## START
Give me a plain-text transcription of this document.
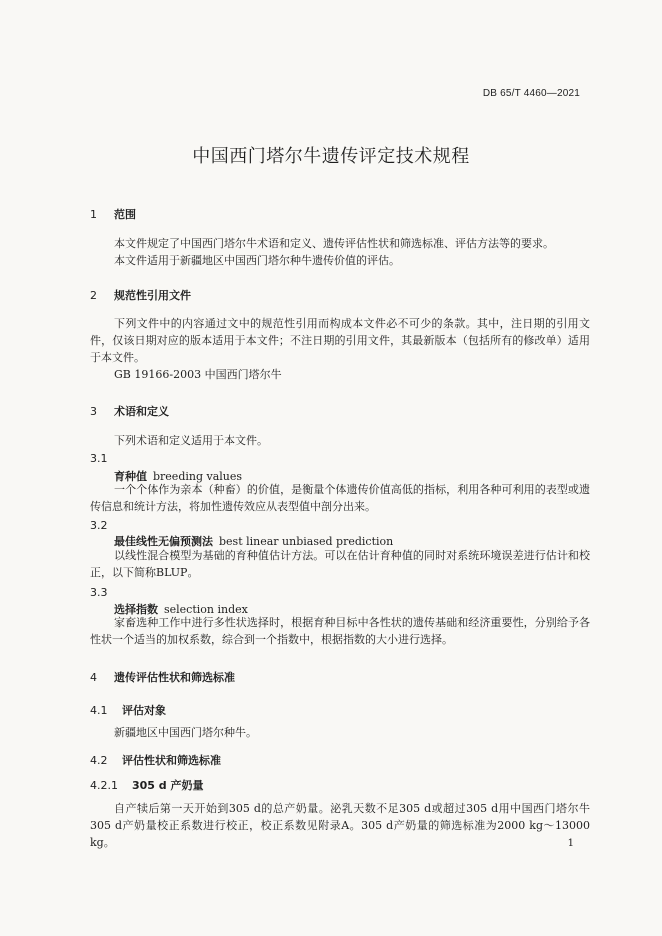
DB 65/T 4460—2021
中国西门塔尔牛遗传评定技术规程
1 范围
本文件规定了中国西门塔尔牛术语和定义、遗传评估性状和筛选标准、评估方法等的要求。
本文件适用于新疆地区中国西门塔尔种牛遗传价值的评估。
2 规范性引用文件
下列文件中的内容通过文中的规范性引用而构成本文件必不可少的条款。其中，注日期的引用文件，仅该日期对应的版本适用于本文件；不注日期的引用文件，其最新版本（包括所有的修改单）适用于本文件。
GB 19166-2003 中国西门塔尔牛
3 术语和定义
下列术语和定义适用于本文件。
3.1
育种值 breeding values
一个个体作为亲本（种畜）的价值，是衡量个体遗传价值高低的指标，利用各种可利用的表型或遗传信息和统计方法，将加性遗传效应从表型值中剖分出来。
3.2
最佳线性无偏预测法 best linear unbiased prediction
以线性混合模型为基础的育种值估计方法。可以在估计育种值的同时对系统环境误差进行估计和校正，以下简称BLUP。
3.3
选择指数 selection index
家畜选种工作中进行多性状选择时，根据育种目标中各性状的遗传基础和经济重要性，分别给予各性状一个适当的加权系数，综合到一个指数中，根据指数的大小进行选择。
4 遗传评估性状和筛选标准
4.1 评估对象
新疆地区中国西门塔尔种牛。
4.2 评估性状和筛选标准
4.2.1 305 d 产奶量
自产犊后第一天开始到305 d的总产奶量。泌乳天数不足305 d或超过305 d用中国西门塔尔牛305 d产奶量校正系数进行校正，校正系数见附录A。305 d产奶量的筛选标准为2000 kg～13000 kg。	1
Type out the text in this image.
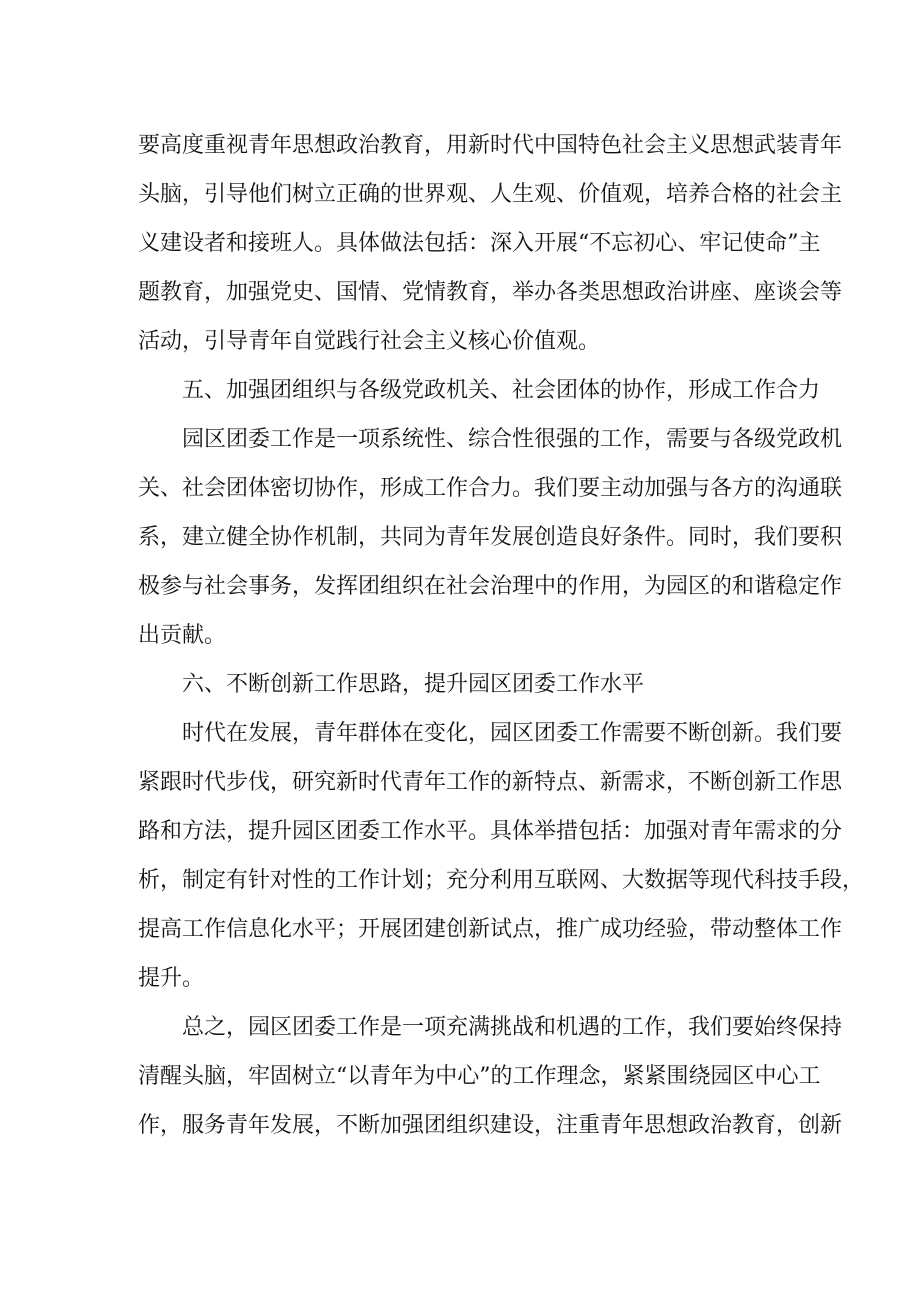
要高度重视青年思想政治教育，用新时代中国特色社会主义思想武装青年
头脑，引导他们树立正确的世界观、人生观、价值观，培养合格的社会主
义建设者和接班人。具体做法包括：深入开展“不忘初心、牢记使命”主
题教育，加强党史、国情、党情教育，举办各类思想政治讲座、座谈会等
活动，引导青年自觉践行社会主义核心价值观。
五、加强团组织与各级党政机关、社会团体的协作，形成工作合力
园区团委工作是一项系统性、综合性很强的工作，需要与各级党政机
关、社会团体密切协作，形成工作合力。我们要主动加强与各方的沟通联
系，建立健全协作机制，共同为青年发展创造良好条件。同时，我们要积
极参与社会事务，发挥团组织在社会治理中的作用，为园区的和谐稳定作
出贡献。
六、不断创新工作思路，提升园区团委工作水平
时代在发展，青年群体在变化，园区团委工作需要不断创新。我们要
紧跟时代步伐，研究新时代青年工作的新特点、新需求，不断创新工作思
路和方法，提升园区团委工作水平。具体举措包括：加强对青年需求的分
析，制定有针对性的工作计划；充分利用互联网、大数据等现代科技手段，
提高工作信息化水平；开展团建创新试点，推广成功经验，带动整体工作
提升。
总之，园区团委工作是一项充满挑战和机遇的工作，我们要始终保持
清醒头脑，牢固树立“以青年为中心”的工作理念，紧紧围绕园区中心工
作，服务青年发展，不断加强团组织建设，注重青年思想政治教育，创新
## END
## START
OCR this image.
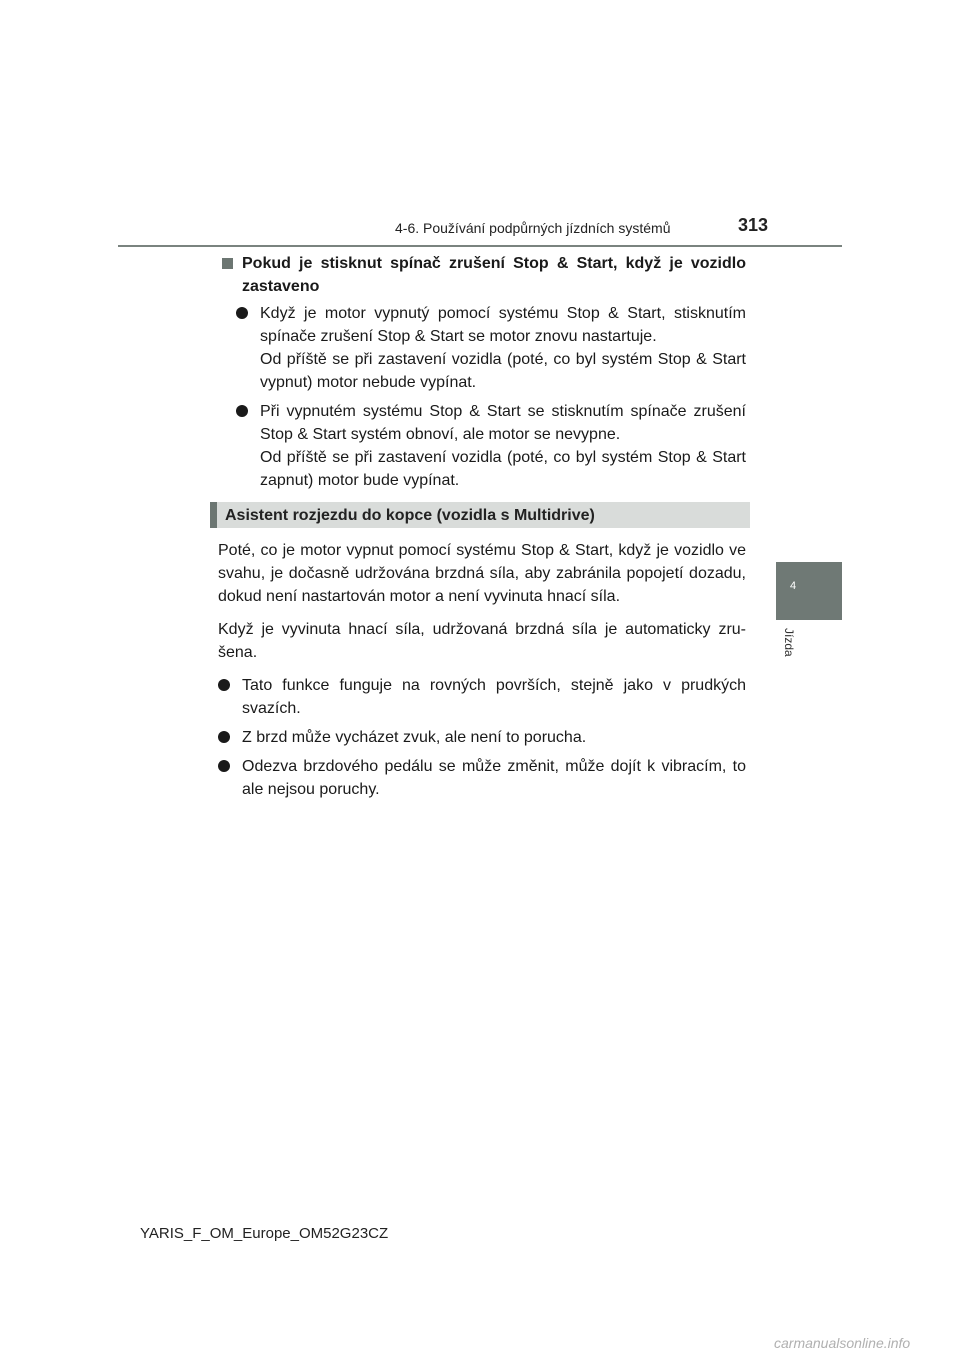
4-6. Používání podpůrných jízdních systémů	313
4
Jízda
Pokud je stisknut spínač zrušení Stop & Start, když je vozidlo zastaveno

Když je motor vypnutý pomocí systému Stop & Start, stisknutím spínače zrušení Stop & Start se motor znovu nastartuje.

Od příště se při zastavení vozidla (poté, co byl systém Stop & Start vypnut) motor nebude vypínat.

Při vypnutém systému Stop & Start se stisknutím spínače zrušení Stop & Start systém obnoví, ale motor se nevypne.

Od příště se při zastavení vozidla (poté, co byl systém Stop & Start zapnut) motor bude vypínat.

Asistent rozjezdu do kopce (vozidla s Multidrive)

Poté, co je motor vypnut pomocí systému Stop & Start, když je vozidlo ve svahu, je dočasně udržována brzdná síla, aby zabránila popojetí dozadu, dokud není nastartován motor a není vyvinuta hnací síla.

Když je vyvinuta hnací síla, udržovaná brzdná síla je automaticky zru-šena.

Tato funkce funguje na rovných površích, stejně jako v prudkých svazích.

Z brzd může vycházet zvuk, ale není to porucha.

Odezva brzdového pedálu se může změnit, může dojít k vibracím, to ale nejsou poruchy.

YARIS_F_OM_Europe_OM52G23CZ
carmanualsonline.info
## END
■ **SHORT TASK**:
Identify and copy lines that hold the string "提升园区团委工作水平".

■ **FINISHED EXERCISE**:
六、不断创新工作思路，提升园区团委工作水平
路和方法，提升园区团委工作水平。具体举措包括：加强对青年需求的分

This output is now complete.